### What is needed
Copy every line of the data in which the word "oder" occurs.

### Rows
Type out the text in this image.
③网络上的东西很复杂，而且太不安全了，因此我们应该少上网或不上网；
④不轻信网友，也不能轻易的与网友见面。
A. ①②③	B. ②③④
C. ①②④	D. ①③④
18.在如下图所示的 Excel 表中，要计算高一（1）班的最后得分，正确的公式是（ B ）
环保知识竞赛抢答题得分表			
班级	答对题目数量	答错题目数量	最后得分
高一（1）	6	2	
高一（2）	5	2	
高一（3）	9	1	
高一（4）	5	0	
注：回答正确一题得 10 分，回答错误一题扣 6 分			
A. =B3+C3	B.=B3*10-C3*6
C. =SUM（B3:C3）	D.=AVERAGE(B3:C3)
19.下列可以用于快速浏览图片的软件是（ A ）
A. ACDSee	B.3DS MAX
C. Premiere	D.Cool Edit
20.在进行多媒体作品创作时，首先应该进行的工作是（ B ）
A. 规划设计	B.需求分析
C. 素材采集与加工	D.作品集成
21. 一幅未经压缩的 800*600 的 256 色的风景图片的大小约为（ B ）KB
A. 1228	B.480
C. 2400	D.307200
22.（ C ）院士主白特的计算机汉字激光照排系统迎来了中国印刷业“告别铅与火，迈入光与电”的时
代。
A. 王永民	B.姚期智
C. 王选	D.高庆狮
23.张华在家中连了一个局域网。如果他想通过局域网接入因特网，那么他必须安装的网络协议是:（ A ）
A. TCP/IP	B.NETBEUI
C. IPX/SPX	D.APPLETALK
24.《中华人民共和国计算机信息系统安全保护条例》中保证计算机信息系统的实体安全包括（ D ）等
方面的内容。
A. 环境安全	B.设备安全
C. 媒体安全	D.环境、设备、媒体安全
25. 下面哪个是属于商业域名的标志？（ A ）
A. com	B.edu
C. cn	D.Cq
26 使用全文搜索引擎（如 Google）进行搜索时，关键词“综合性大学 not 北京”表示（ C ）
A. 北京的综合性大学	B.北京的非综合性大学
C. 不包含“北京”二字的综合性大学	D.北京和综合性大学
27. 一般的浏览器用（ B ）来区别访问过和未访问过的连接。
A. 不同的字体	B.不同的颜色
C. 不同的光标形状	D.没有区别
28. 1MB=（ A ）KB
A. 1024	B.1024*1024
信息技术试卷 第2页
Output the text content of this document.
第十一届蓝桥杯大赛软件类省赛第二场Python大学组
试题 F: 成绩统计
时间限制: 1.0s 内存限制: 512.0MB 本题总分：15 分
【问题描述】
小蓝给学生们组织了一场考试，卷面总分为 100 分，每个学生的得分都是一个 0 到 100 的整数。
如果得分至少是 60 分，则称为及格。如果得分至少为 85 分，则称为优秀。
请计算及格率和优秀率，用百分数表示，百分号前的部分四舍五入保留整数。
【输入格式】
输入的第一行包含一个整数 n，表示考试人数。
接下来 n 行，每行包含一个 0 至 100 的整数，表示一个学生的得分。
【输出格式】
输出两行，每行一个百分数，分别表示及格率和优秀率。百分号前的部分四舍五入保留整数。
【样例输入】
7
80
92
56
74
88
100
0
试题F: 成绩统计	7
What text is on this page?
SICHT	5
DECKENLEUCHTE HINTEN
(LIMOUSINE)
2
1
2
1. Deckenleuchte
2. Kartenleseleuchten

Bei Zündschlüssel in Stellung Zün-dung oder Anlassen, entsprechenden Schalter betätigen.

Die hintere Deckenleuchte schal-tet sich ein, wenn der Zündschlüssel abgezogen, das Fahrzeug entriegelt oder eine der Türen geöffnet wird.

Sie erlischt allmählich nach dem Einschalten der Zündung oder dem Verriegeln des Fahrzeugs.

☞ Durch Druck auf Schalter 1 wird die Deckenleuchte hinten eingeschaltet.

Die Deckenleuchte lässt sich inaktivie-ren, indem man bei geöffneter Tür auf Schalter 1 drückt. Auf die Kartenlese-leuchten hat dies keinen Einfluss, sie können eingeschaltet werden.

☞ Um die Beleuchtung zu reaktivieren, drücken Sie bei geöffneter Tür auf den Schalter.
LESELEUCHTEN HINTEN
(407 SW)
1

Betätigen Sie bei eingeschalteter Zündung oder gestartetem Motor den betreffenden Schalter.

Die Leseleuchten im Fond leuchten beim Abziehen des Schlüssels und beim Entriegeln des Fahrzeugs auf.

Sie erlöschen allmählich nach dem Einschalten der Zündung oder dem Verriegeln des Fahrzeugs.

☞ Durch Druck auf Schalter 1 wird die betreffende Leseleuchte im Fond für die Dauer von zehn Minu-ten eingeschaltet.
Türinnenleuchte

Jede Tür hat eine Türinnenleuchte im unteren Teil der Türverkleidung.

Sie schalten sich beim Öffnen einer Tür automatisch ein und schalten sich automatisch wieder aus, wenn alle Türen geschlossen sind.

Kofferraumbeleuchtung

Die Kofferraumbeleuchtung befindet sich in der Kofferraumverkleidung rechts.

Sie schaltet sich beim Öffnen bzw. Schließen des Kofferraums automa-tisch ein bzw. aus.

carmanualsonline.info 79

### Solved exercise
Bei Zündschlüssel in Stellung Zün-dung oder Anlassen, entsprechenden Schalter betätigen.
Die hintere Deckenleuchte schal-tet sich ein, wenn der Zündschlüssel abgezogen, das Fahrzeug entriegelt oder eine der Türen geöffnet wird.
Sie erlischt allmählich nach dem Einschalten der Zündung oder dem Verriegeln des Fahrzeugs.
Betätigen Sie bei eingeschalteter Zündung oder gestartetem Motor den betreffenden Schalter.
Sie erlöschen allmählich nach dem Einschalten der Zündung oder dem Verriegeln des Fahrzeugs.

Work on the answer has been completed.